Search the material and gather each line with "risks" in it.
+ + + + +
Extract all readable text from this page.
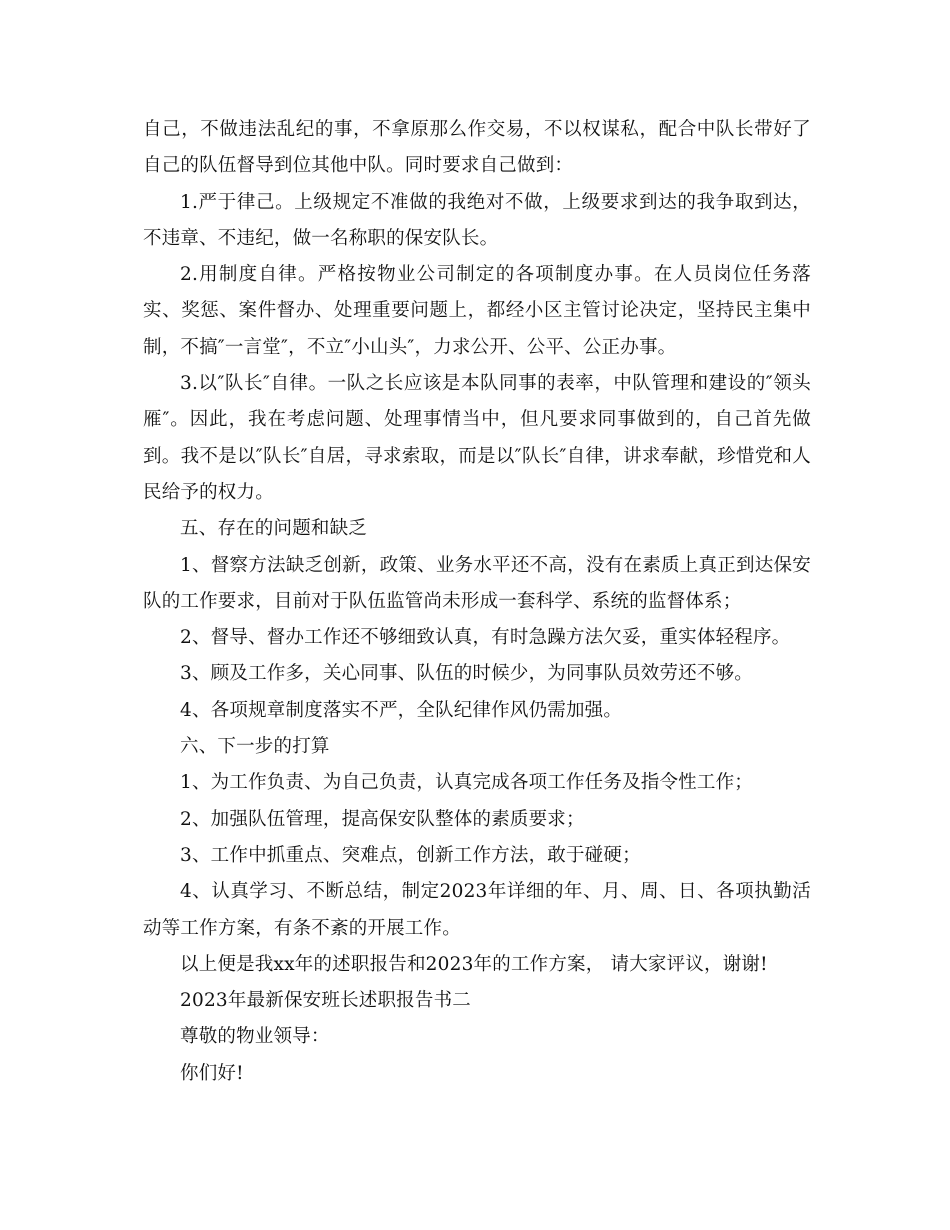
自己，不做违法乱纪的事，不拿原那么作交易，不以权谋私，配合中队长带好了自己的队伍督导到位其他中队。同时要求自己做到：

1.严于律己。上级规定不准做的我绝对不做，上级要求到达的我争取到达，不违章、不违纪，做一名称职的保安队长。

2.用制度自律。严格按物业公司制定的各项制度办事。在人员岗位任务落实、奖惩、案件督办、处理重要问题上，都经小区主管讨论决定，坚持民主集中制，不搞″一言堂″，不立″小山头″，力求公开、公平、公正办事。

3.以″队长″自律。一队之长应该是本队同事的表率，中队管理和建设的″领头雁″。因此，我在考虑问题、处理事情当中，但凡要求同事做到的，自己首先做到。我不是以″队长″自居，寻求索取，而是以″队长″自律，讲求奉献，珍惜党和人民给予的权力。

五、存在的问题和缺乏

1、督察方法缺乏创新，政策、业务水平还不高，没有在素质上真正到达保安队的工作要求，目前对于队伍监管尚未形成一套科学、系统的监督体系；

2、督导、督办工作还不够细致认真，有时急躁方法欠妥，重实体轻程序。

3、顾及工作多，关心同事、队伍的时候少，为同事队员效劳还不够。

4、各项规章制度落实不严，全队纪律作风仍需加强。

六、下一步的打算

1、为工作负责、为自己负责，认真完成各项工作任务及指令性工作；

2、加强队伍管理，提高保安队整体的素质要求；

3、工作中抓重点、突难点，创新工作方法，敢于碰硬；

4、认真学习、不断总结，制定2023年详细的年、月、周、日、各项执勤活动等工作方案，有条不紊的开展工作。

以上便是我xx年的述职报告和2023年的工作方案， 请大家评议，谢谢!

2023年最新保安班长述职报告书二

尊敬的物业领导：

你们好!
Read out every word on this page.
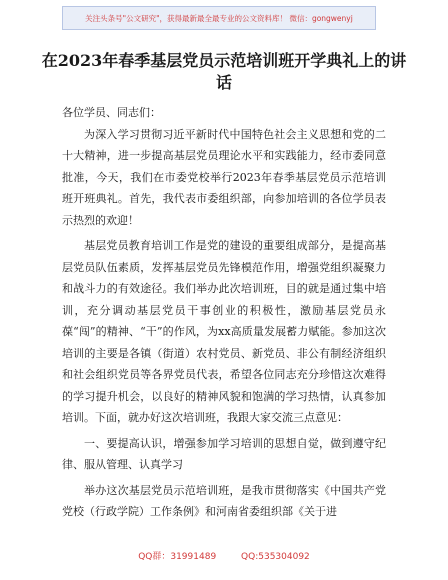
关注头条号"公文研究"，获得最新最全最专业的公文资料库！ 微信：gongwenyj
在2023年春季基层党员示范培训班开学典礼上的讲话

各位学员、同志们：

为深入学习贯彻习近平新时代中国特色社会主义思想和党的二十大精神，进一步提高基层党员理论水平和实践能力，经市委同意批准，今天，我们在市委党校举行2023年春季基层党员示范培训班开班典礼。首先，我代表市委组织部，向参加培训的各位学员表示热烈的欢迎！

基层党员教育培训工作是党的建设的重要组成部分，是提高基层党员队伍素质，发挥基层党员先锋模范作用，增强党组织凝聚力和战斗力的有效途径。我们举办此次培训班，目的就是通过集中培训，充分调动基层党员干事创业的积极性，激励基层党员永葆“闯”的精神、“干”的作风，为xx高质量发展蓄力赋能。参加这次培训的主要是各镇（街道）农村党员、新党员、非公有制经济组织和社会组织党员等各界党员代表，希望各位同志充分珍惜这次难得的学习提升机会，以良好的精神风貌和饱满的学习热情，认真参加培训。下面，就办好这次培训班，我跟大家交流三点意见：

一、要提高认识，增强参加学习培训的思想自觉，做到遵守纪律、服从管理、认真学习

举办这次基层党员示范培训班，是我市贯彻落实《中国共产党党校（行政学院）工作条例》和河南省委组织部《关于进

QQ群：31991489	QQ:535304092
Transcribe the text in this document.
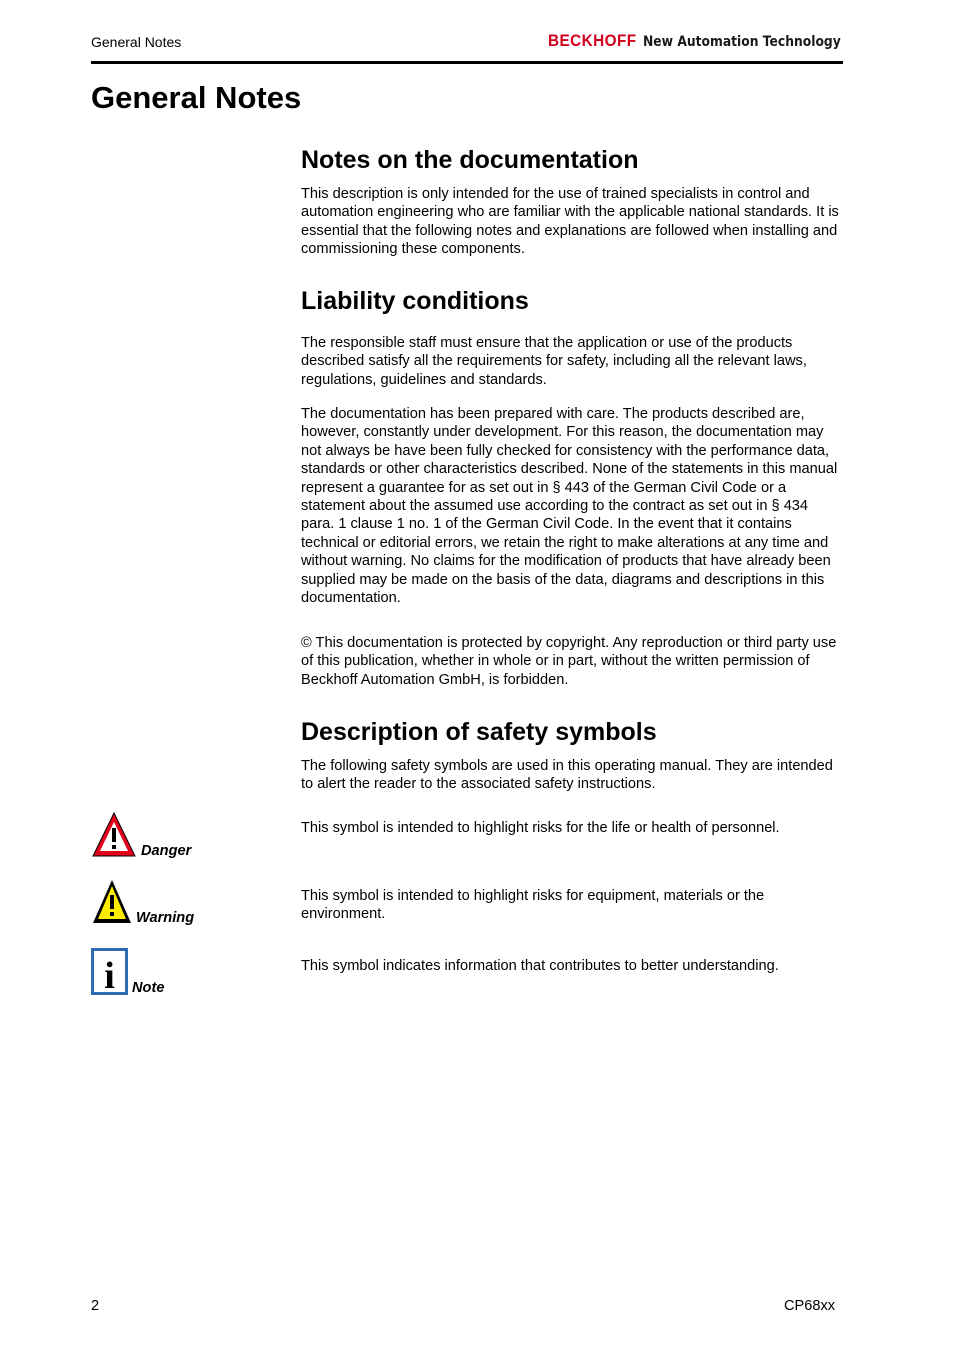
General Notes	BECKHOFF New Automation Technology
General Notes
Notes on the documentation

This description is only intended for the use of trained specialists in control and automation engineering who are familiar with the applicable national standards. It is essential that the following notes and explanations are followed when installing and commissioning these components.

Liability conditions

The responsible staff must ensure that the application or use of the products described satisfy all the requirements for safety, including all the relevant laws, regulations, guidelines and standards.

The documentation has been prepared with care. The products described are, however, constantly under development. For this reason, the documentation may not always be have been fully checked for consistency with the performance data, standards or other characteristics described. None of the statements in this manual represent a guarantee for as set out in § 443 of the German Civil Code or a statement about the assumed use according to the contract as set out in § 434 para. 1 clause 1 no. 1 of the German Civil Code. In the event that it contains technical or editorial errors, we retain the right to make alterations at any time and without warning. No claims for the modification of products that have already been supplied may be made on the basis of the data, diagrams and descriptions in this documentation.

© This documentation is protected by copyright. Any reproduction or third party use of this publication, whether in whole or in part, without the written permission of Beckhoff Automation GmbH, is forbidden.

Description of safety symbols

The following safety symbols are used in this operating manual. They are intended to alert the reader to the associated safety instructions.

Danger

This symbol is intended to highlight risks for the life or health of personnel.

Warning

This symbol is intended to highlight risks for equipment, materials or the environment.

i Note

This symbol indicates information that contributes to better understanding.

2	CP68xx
+ + + + +
Written answer:
This symbol is intended to highlight risks for the life or health of personnel.
This symbol is intended to highlight risks for equipment, materials or the environment.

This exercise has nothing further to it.